--- BEGIN ---
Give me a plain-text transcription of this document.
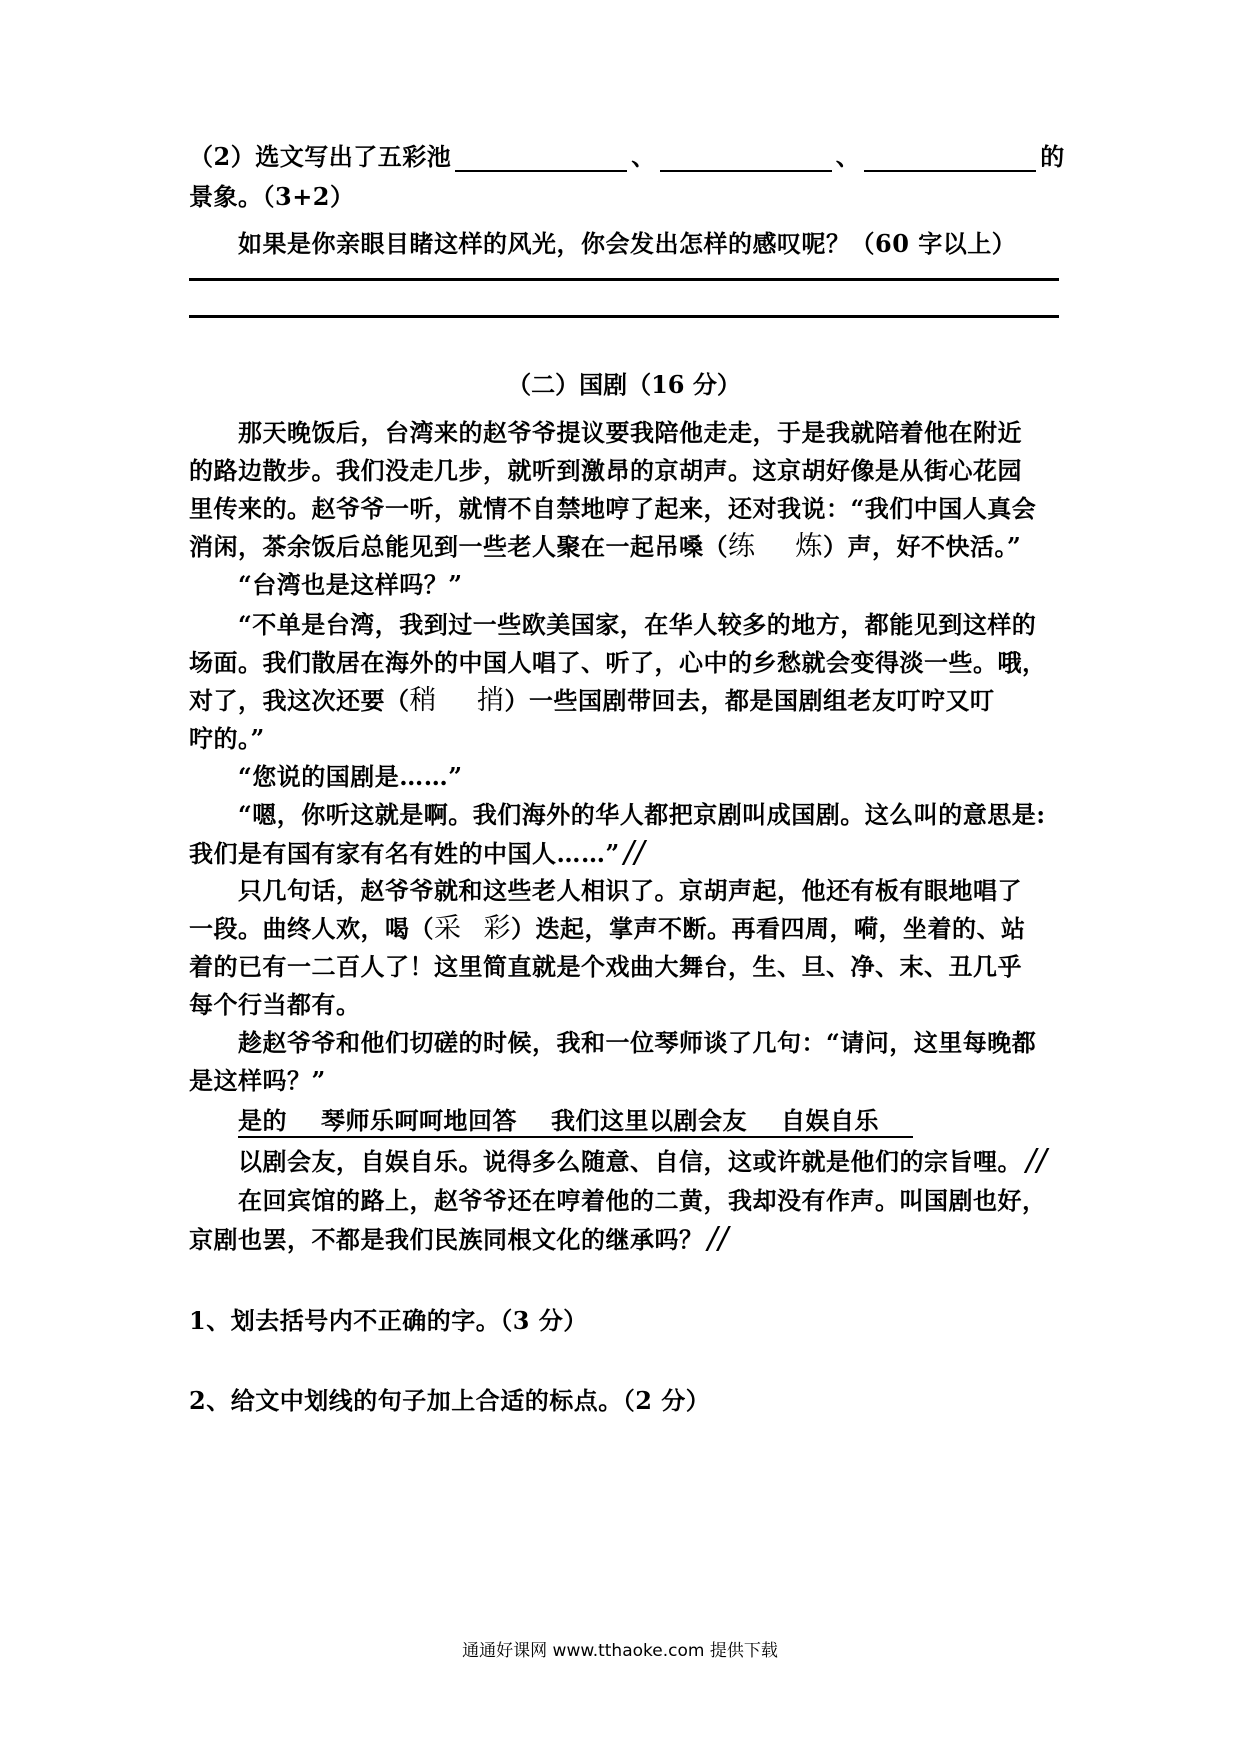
（2）选文写出了五彩池	、	、	的
景象。（3+2）
如果是你亲眼目睹这样的风光，你会发出怎样的感叹呢？（60 字以上）
（二）国剧（16 分）
那天晚饭后，台湾来的赵爷爷提议要我陪他走走，于是我就陪着他在附近
的路边散步。我们没走几步，就听到激昂的京胡声。这京胡好像是从街心花园
里传来的。赵爷爷一听，就情不自禁地哼了起来，还对我说：“我们中国人真会
消闲，茶余饭后总能见到一些老人聚在一起吊嗓（练 炼）声，好不快活。”
“台湾也是这样吗？”
“不单是台湾，我到过一些欧美国家，在华人较多的地方，都能见到这样的
场面。我们散居在海外的中国人唱了、听了，心中的乡愁就会变得淡一些。哦，
对了，我这次还要（稍 捎）一些国剧带回去，都是国剧组老友叮咛又叮
咛的。”
“您说的国剧是……”
“嗯，你听这就是啊。我们海外的华人都把京剧叫成国剧。这么叫的意思是:
我们是有国有家有名有姓的中国人……” //
只几句话，赵爷爷就和这些老人相识了。京胡声起，他还有板有眼地唱了
一段。曲终人欢，喝（采 彩）迭起，掌声不断。再看四周，嗬，坐着的、站
着的已有一二百人了！这里简直就是个戏曲大舞台，生、旦、净、末、丑几乎
每个行当都有。
趁赵爷爷和他们切磋的时候，我和一位琴师谈了几句：“请问，这里每晚都
是这样吗？”
是的 琴师乐呵呵地回答 我们这里以剧会友 自娱自乐
以剧会友，自娱自乐。说得多么随意、自信，这或许就是他们的宗旨哩。 //
在回宾馆的路上，赵爷爷还在哼着他的二黄，我却没有作声。叫国剧也好，
京剧也罢，不都是我们民族同根文化的继承吗？ //
1、划去括号内不正确的字。（3 分）
2、给文中划线的句子加上合适的标点。（2 分）
通通好课网 www.tthaoke.com 提供下载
--- END ---
• Exercise directions
Extract the text of all the records above verbatim, excluding pictures.

• Completed exercise
Give me a plain-text transcription of this document.
（2）选文写出了五彩池	、	、	的
景象。（3+2）
如果是你亲眼目睹这样的风光，你会发出怎样的感叹呢？（60 字以上）
（二）国剧（16 分）
那天晚饭后，台湾来的赵爷爷提议要我陪他走走，于是我就陪着他在附近
的路边散步。我们没走几步，就听到激昂的京胡声。这京胡好像是从街心花园
里传来的。赵爷爷一听，就情不自禁地哼了起来，还对我说：“我们中国人真会
消闲，茶余饭后总能见到一些老人聚在一起吊嗓（练 炼）声，好不快活。”
“台湾也是这样吗？”
“不单是台湾，我到过一些欧美国家，在华人较多的地方，都能见到这样的
场面。我们散居在海外的中国人唱了、听了，心中的乡愁就会变得淡一些。哦，
对了，我这次还要（稍 捎）一些国剧带回去，都是国剧组老友叮咛又叮
咛的。”
“您说的国剧是……”
“嗯，你听这就是啊。我们海外的华人都把京剧叫成国剧。这么叫的意思是:
我们是有国有家有名有姓的中国人……” //
只几句话，赵爷爷就和这些老人相识了。京胡声起，他还有板有眼地唱了
一段。曲终人欢，喝（采 彩）迭起，掌声不断。再看四周，嗬，坐着的、站
着的已有一二百人了！这里简直就是个戏曲大舞台，生、旦、净、末、丑几乎
每个行当都有。
趁赵爷爷和他们切磋的时候，我和一位琴师谈了几句：“请问，这里每晚都
是这样吗？”
是的 琴师乐呵呵地回答 我们这里以剧会友 自娱自乐
以剧会友，自娱自乐。说得多么随意、自信，这或许就是他们的宗旨哩。 //
在回宾馆的路上，赵爷爷还在哼着他的二黄，我却没有作声。叫国剧也好，
京剧也罢，不都是我们民族同根文化的继承吗？ //
1、划去括号内不正确的字。（3 分）
2、给文中划线的句子加上合适的标点。（2 分）
通通好课网 www.tthaoke.com 提供下载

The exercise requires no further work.